>> BEGIN EXTRACTED RECORDS

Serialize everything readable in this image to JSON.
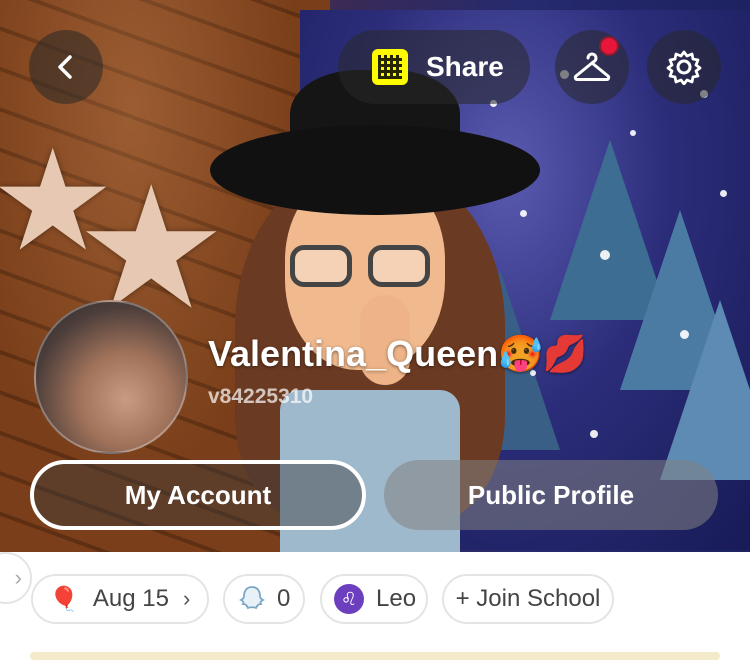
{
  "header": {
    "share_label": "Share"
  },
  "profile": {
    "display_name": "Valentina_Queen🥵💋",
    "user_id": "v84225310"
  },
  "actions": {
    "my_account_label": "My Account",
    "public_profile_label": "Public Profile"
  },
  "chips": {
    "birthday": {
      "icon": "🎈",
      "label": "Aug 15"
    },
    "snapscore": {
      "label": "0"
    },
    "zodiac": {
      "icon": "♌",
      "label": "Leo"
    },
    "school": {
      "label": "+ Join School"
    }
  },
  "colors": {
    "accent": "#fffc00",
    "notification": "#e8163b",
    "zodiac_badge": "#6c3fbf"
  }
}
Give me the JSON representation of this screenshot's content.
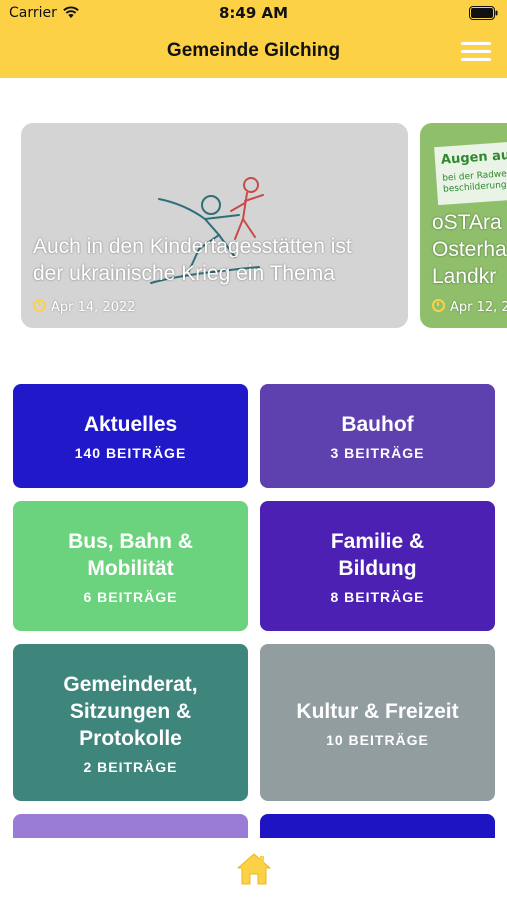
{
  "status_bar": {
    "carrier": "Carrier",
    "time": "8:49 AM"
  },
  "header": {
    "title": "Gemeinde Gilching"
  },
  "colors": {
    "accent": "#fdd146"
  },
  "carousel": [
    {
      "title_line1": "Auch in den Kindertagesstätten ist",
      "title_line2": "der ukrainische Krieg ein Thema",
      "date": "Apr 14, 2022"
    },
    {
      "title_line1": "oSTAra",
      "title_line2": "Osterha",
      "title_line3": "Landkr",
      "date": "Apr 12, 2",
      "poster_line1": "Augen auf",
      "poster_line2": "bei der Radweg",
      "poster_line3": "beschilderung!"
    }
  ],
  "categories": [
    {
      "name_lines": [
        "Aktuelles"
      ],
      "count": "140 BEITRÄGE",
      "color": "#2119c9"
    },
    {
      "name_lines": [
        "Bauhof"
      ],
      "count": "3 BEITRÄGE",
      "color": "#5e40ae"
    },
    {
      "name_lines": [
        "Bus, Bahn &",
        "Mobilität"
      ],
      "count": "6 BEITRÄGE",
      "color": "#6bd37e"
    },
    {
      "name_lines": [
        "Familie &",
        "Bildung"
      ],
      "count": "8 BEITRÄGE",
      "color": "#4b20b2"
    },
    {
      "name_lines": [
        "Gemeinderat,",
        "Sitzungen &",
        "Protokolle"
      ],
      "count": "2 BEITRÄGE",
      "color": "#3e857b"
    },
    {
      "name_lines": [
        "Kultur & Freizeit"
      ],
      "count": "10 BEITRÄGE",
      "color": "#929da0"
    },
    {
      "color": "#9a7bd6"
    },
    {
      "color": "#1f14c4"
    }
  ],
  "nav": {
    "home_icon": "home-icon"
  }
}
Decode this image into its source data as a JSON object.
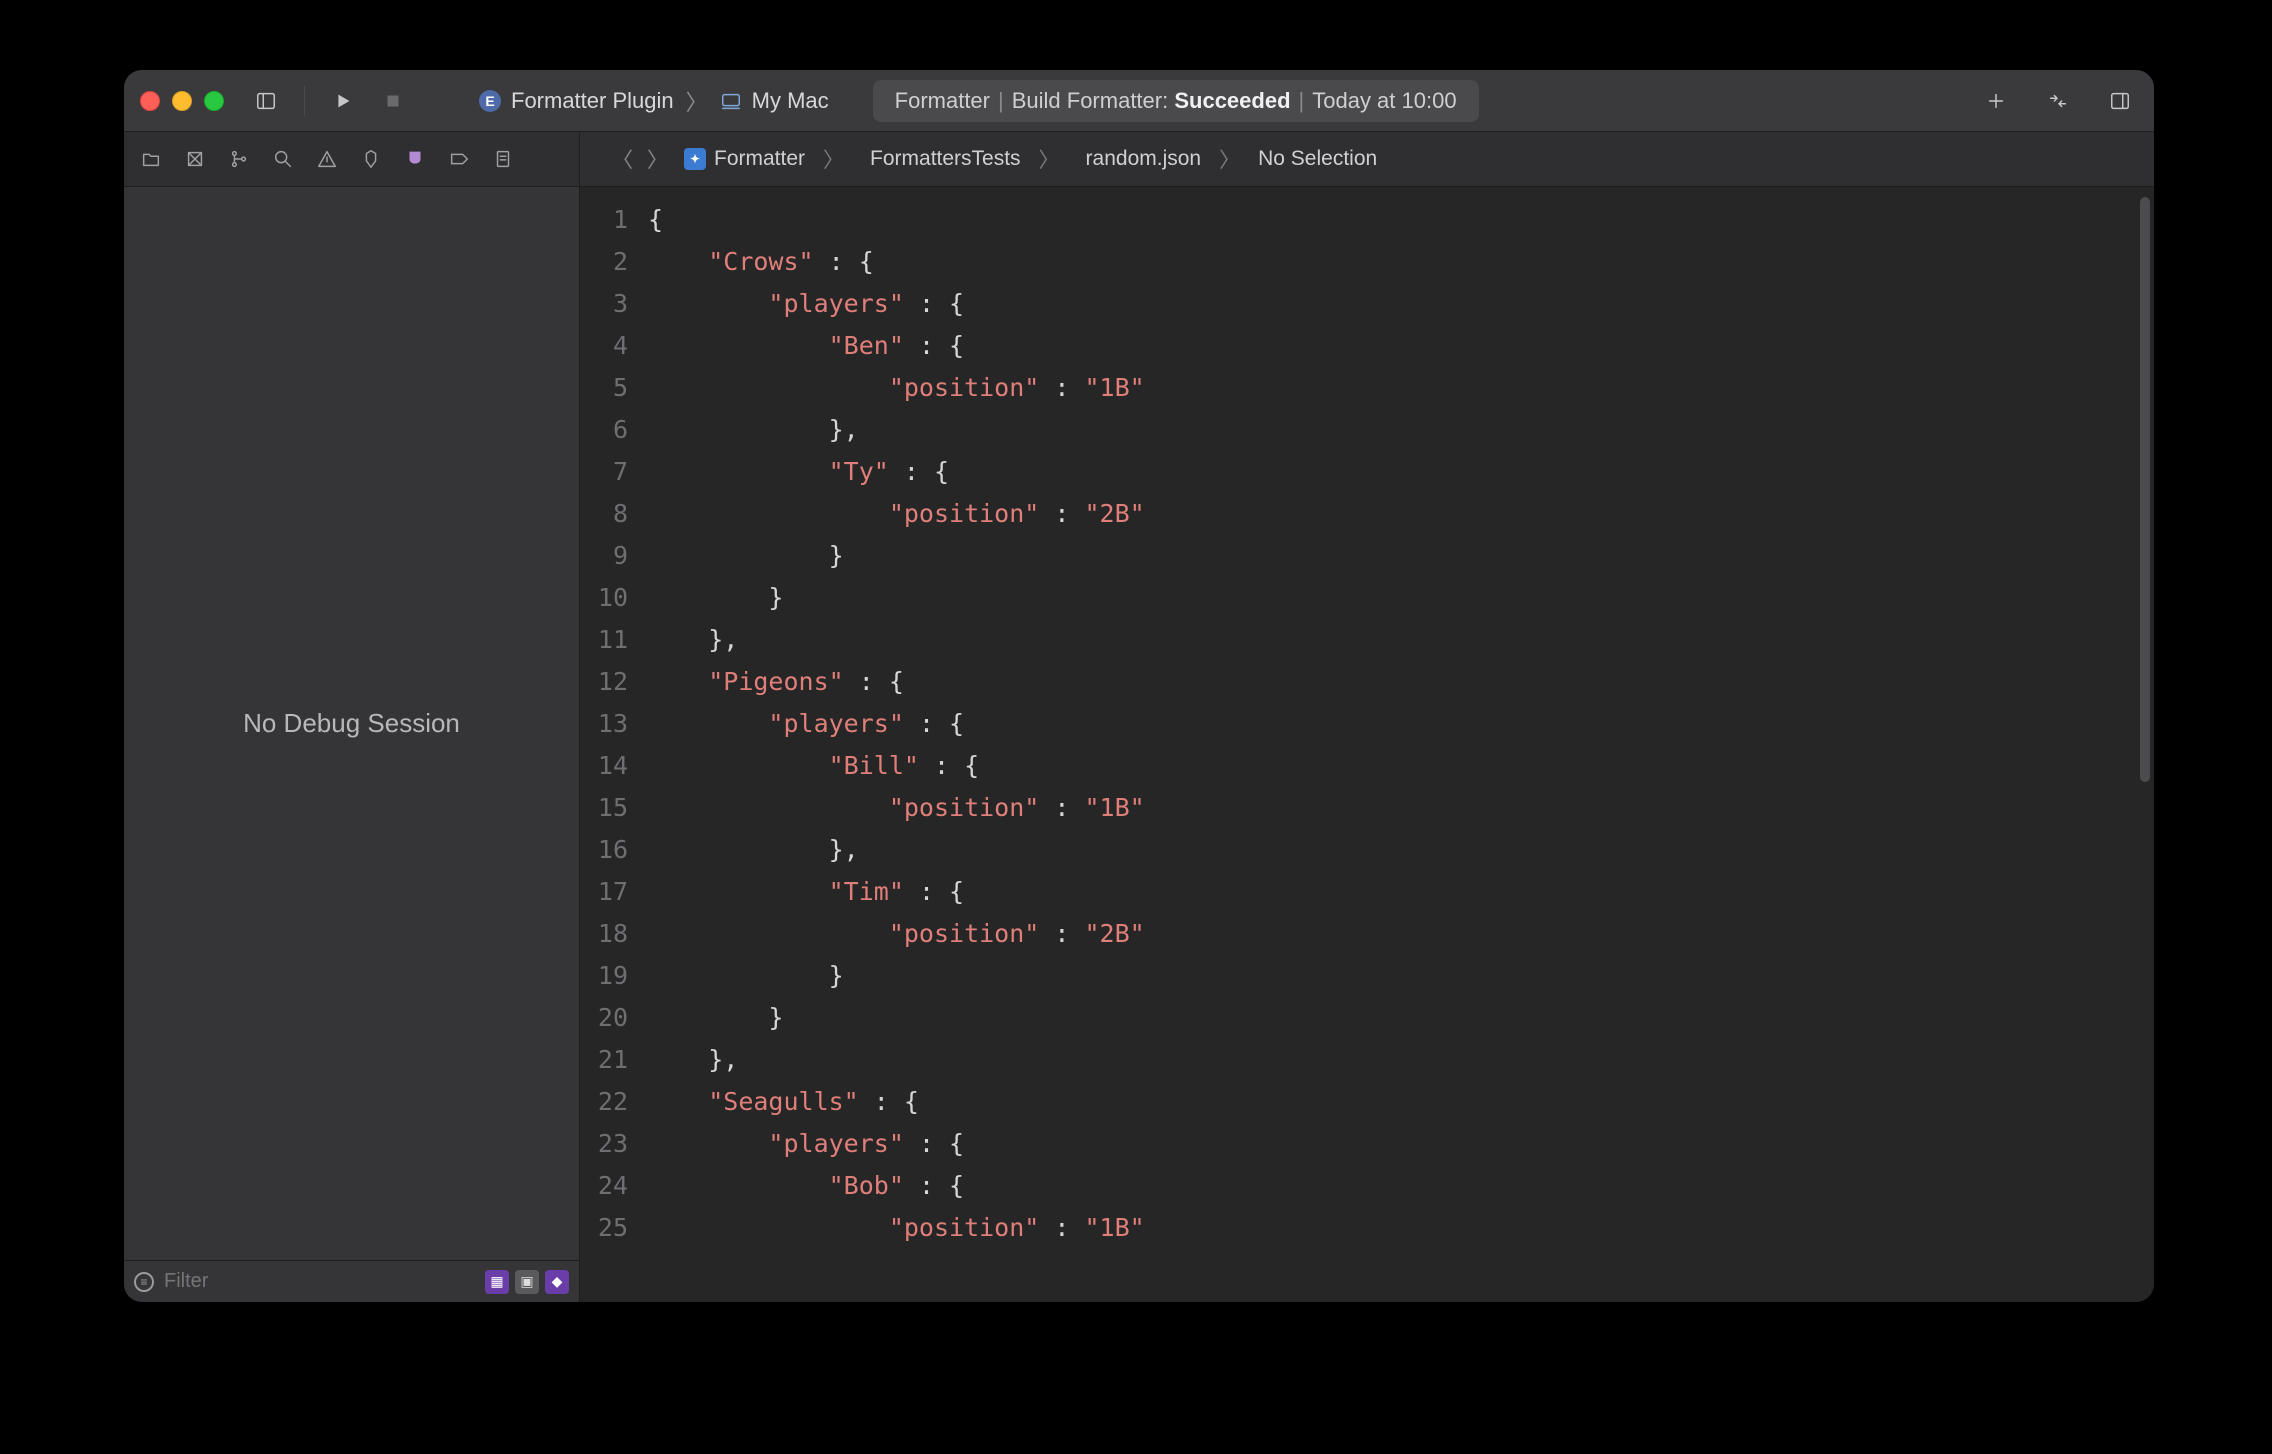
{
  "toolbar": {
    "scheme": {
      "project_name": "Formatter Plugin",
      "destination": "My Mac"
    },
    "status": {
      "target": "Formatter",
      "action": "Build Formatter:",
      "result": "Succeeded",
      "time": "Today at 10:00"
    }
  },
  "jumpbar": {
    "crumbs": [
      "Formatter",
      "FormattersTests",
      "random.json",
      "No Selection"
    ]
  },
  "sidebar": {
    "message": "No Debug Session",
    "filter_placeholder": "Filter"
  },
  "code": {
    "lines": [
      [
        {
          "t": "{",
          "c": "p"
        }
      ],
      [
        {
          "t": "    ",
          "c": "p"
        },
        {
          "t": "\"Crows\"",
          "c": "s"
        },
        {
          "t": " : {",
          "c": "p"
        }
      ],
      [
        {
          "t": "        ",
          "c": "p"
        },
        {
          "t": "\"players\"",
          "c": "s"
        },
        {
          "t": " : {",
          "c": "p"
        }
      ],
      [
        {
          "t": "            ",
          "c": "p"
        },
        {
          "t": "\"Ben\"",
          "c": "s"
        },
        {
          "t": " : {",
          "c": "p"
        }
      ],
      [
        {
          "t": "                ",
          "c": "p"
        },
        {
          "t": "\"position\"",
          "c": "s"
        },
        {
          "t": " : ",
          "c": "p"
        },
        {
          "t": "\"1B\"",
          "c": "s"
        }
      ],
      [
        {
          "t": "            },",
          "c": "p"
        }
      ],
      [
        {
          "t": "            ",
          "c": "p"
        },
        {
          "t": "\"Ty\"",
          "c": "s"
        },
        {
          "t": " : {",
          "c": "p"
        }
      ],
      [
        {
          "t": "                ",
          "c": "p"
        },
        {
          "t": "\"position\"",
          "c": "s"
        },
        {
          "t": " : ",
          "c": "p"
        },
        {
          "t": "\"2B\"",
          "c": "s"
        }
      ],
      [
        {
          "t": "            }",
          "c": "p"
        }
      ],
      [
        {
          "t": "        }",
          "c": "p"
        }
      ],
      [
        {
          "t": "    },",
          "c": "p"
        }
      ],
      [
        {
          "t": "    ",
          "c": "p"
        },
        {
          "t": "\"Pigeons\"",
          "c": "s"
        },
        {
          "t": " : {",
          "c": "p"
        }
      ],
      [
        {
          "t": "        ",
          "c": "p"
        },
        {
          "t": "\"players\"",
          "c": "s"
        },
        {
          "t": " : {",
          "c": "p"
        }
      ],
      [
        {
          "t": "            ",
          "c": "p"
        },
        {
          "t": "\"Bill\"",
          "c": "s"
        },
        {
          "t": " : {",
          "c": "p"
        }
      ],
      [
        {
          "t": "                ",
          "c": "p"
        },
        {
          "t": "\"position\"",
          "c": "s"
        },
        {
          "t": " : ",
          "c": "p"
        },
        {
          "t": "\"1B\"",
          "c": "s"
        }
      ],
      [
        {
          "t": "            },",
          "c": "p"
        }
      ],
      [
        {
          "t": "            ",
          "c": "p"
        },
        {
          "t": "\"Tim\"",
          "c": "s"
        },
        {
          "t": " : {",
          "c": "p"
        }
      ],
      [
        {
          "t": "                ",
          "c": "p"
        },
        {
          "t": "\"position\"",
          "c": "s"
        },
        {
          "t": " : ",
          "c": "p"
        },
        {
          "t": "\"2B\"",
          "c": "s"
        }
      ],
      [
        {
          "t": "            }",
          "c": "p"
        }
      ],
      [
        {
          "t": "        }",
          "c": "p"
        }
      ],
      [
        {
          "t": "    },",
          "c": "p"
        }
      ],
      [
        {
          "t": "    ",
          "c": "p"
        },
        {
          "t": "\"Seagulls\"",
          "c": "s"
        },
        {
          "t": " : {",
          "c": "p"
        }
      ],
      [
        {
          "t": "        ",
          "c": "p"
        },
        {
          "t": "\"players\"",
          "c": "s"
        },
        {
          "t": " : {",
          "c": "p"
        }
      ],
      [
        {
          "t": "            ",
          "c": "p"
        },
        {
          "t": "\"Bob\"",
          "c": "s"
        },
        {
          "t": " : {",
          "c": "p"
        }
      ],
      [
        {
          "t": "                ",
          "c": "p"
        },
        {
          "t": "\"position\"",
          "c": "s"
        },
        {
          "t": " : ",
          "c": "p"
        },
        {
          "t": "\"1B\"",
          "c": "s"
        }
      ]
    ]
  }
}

>> END EXTRACTED RECORDS

### DO THIS
Which lines contain "BEITRÄGE"? Copy each of them out.

### RESULT FOR THIS TASK
      "count": "140 BEITRÄGE",
      "count": "3 BEITRÄGE",
      "count": "6 BEITRÄGE",
      "count": "8 BEITRÄGE",
      "count": "2 BEITRÄGE",
      "count": "10 BEITRÄGE",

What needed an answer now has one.